REQUIRED WORK:
Everything in the listing should be restated word for word.

----

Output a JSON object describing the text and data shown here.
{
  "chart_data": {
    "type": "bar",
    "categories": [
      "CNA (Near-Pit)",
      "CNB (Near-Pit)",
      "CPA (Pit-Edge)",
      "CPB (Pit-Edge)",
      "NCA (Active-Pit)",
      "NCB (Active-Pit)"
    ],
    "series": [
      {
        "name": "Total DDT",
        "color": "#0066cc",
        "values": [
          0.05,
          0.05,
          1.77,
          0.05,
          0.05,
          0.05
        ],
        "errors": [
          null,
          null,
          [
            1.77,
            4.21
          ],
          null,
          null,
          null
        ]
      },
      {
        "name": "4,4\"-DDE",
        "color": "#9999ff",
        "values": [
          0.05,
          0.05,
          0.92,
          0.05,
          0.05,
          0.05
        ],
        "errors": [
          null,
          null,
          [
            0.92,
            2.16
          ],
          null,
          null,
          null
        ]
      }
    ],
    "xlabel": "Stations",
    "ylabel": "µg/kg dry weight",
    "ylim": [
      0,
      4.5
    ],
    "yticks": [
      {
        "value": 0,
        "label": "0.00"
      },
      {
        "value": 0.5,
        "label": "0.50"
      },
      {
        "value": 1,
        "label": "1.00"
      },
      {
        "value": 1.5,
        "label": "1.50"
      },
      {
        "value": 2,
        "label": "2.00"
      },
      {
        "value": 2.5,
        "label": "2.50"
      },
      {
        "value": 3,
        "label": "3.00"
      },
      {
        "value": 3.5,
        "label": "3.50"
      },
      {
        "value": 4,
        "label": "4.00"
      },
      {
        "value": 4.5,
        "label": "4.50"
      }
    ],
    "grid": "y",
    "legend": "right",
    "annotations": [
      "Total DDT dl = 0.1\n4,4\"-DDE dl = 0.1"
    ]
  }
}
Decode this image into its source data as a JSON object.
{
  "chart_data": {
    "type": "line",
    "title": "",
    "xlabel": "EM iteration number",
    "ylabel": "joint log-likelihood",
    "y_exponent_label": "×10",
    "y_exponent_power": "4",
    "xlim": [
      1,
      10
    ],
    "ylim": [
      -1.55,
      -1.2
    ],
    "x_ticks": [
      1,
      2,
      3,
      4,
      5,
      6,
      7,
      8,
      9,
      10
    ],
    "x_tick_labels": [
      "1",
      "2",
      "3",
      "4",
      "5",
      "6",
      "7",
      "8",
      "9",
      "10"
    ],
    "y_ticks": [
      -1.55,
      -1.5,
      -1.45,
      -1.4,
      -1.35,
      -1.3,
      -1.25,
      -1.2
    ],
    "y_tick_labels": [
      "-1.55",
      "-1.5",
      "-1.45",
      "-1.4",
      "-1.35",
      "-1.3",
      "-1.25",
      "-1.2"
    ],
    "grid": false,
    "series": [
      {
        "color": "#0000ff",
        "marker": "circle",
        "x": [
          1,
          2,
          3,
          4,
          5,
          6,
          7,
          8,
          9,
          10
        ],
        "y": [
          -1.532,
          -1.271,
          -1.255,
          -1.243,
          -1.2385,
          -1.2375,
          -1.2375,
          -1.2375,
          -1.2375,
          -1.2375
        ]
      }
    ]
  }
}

----

RESPONSE TO THIS TASK:
Output a JSON object describing the text and data shown here.
{
  "chart_data": {
    "type": "bar",
    "categories": [
      "CNA (Near-Pit)",
      "CNB (Near-Pit)",
      "CPA (Pit-Edge)",
      "CPB (Pit-Edge)",
      "NCA (Active-Pit)",
      "NCB (Active-Pit)"
    ],
    "series": [
      {
        "name": "Total DDT",
        "color": "#0066cc",
        "values": [
          0.05,
          0.05,
          1.77,
          0.05,
          0.05,
          0.05
        ],
        "errors": [
          null,
          null,
          [
            1.77,
            4.21
          ],
          null,
          null,
          null
        ]
      },
      {
        "name": "4,4\"-DDE",
        "color": "#9999ff",
        "values": [
          0.05,
          0.05,
          0.92,
          0.05,
          0.05,
          0.05
        ],
        "errors": [
          null,
          null,
          [
            0.92,
            2.16
          ],
          null,
          null,
          null
        ]
      }
    ],
    "xlabel": "Stations",
    "ylabel": "µg/kg dry weight",
    "ylim": [
      0,
      4.5
    ],
    "yticks": [
      {
        "value": 0,
        "label": "0.00"
      },
      {
        "value": 0.5,
        "label": "0.50"
      },
      {
        "value": 1,
        "label": "1.00"
      },
      {
        "value": 1.5,
        "label": "1.50"
      },
      {
        "value": 2,
        "label": "2.00"
      },
      {
        "value": 2.5,
        "label": "2.50"
      },
      {
        "value": 3,
        "label": "3.00"
      },
      {
        "value": 3.5,
        "label": "3.50"
      },
      {
        "value": 4,
        "label": "4.00"
      },
      {
        "value": 4.5,
        "label": "4.50"
      }
    ],
    "grid": "y",
    "legend": "right",
    "annotations": [
      "Total DDT dl = 0.1\n4,4\"-DDE dl = 0.1"
    ]
  }
}
Decode this image into its source data as a JSON object.
{
  "chart_data": {
    "type": "line",
    "title": "",
    "xlabel": "EM iteration number",
    "ylabel": "joint log-likelihood",
    "y_exponent_label": "×10",
    "y_exponent_power": "4",
    "xlim": [
      1,
      10
    ],
    "ylim": [
      -1.55,
      -1.2
    ],
    "x_ticks": [
      1,
      2,
      3,
      4,
      5,
      6,
      7,
      8,
      9,
      10
    ],
    "x_tick_labels": [
      "1",
      "2",
      "3",
      "4",
      "5",
      "6",
      "7",
      "8",
      "9",
      "10"
    ],
    "y_ticks": [
      -1.55,
      -1.5,
      -1.45,
      -1.4,
      -1.35,
      -1.3,
      -1.25,
      -1.2
    ],
    "y_tick_labels": [
      "-1.55",
      "-1.5",
      "-1.45",
      "-1.4",
      "-1.35",
      "-1.3",
      "-1.25",
      "-1.2"
    ],
    "grid": false,
    "series": [
      {
        "color": "#0000ff",
        "marker": "circle",
        "x": [
          1,
          2,
          3,
          4,
          5,
          6,
          7,
          8,
          9,
          10
        ],
        "y": [
          -1.532,
          -1.271,
          -1.255,
          -1.243,
          -1.2385,
          -1.2375,
          -1.2375,
          -1.2375,
          -1.2375,
          -1.2375
        ]
      }
    ]
  }
}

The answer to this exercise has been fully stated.